(Aim): Restate every entry word for word.

begin Records provided

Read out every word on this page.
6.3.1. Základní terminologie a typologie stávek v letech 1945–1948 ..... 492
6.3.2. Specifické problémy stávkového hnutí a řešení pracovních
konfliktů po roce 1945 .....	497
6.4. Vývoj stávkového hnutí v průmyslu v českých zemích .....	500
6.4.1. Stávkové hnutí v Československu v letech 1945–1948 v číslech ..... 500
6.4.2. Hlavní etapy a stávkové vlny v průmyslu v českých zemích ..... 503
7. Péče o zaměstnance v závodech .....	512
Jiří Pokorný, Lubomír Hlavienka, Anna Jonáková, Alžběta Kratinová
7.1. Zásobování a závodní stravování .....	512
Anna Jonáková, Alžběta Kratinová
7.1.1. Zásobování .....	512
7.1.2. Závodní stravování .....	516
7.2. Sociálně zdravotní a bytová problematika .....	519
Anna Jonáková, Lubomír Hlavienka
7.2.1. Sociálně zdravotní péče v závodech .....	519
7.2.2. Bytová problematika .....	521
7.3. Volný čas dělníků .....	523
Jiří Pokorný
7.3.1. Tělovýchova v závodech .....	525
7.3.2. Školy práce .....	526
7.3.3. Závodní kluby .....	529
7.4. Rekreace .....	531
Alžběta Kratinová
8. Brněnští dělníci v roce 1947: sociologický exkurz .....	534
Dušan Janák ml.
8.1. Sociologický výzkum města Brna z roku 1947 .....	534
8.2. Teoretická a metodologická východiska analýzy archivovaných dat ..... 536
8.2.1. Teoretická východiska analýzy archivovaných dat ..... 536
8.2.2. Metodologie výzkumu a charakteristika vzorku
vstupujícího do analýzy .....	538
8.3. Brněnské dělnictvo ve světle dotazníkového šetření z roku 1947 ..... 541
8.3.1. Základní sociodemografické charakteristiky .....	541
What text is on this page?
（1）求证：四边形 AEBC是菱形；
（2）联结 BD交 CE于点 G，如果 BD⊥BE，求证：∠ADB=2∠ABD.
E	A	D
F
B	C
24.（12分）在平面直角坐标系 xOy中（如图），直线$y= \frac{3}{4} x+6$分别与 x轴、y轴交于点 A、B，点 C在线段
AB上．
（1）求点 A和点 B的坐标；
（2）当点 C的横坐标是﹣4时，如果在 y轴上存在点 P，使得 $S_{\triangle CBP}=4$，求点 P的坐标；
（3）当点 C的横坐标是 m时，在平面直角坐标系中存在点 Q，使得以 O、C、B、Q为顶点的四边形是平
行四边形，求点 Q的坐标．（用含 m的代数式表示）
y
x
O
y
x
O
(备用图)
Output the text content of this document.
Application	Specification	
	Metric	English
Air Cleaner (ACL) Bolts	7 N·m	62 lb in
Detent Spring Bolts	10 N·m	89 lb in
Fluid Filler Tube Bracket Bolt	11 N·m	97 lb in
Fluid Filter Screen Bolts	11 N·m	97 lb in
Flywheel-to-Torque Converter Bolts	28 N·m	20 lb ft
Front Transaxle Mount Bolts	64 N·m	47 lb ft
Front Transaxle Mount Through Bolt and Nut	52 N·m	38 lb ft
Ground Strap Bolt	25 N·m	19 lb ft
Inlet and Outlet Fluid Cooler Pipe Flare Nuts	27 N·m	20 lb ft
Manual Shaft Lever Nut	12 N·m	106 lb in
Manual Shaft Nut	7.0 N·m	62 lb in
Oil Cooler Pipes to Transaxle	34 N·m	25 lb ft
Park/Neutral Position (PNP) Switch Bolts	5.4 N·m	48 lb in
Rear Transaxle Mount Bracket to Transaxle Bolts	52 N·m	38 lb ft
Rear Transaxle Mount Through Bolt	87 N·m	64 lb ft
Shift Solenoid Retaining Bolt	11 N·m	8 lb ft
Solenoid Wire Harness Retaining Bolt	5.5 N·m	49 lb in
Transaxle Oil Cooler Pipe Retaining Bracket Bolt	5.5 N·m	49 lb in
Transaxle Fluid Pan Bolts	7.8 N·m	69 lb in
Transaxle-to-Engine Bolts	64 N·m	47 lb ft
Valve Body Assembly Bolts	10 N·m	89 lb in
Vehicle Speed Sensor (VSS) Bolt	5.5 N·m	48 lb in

end Records provided

(Result):
Read out every word on this page.
6.3.1. Základní terminologie a typologie stávek v letech 1945–1948 ..... 492
6.3.2. Specifické problémy stávkového hnutí a řešení pracovních
konfliktů po roce 1945 .....	497
6.4. Vývoj stávkového hnutí v průmyslu v českých zemích .....	500
6.4.1. Stávkové hnutí v Československu v letech 1945–1948 v číslech ..... 500
6.4.2. Hlavní etapy a stávkové vlny v průmyslu v českých zemích ..... 503
7. Péče o zaměstnance v závodech .....	512
Jiří Pokorný, Lubomír Hlavienka, Anna Jonáková, Alžběta Kratinová
7.1. Zásobování a závodní stravování .....	512
Anna Jonáková, Alžběta Kratinová
7.1.1. Zásobování .....	512
7.1.2. Závodní stravování .....	516
7.2. Sociálně zdravotní a bytová problematika .....	519
Anna Jonáková, Lubomír Hlavienka
7.2.1. Sociálně zdravotní péče v závodech .....	519
7.2.2. Bytová problematika .....	521
7.3. Volný čas dělníků .....	523
Jiří Pokorný
7.3.1. Tělovýchova v závodech .....	525
7.3.2. Školy práce .....	526
7.3.3. Závodní kluby .....	529
7.4. Rekreace .....	531
Alžběta Kratinová
8. Brněnští dělníci v roce 1947: sociologický exkurz .....	534
Dušan Janák ml.
8.1. Sociologický výzkum města Brna z roku 1947 .....	534
8.2. Teoretická a metodologická východiska analýzy archivovaných dat ..... 536
8.2.1. Teoretická východiska analýzy archivovaných dat ..... 536
8.2.2. Metodologie výzkumu a charakteristika vzorku
vstupujícího do analýzy .....	538
8.3. Brněnské dělnictvo ve světle dotazníkového šetření z roku 1947 ..... 541
8.3.1. Základní sociodemografické charakteristiky .....	541
What text is on this page?
（1）求证：四边形 AEBC是菱形；
（2）联结 BD交 CE于点 G，如果 BD⊥BE，求证：∠ADB=2∠ABD.
E	A	D
F
B	C
24.（12分）在平面直角坐标系 xOy中（如图），直线$y= \frac{3}{4} x+6$分别与 x轴、y轴交于点 A、B，点 C在线段
AB上．
（1）求点 A和点 B的坐标；
（2）当点 C的横坐标是﹣4时，如果在 y轴上存在点 P，使得 $S_{\triangle CBP}=4$，求点 P的坐标；
（3）当点 C的横坐标是 m时，在平面直角坐标系中存在点 Q，使得以 O、C、B、Q为顶点的四边形是平
行四边形，求点 Q的坐标．（用含 m的代数式表示）
y
x
O
y
x
O
(备用图)
Output the text content of this document.
Application	Specification	
	Metric	English
Air Cleaner (ACL) Bolts	7 N·m	62 lb in
Detent Spring Bolts	10 N·m	89 lb in
Fluid Filler Tube Bracket Bolt	11 N·m	97 lb in
Fluid Filter Screen Bolts	11 N·m	97 lb in
Flywheel-to-Torque Converter Bolts	28 N·m	20 lb ft
Front Transaxle Mount Bolts	64 N·m	47 lb ft
Front Transaxle Mount Through Bolt and Nut	52 N·m	38 lb ft
Ground Strap Bolt	25 N·m	19 lb ft
Inlet and Outlet Fluid Cooler Pipe Flare Nuts	27 N·m	20 lb ft
Manual Shaft Lever Nut	12 N·m	106 lb in
Manual Shaft Nut	7.0 N·m	62 lb in
Oil Cooler Pipes to Transaxle	34 N·m	25 lb ft
Park/Neutral Position (PNP) Switch Bolts	5.4 N·m	48 lb in
Rear Transaxle Mount Bracket to Transaxle Bolts	52 N·m	38 lb ft
Rear Transaxle Mount Through Bolt	87 N·m	64 lb ft
Shift Solenoid Retaining Bolt	11 N·m	8 lb ft
Solenoid Wire Harness Retaining Bolt	5.5 N·m	49 lb in
Transaxle Oil Cooler Pipe Retaining Bracket Bolt	5.5 N·m	49 lb in
Transaxle Fluid Pan Bolts	7.8 N·m	69 lb in
Transaxle-to-Engine Bolts	64 N·m	47 lb ft
Valve Body Assembly Bolts	10 N·m	89 lb in
Vehicle Speed Sensor (VSS) Bolt	5.5 N·m	48 lb in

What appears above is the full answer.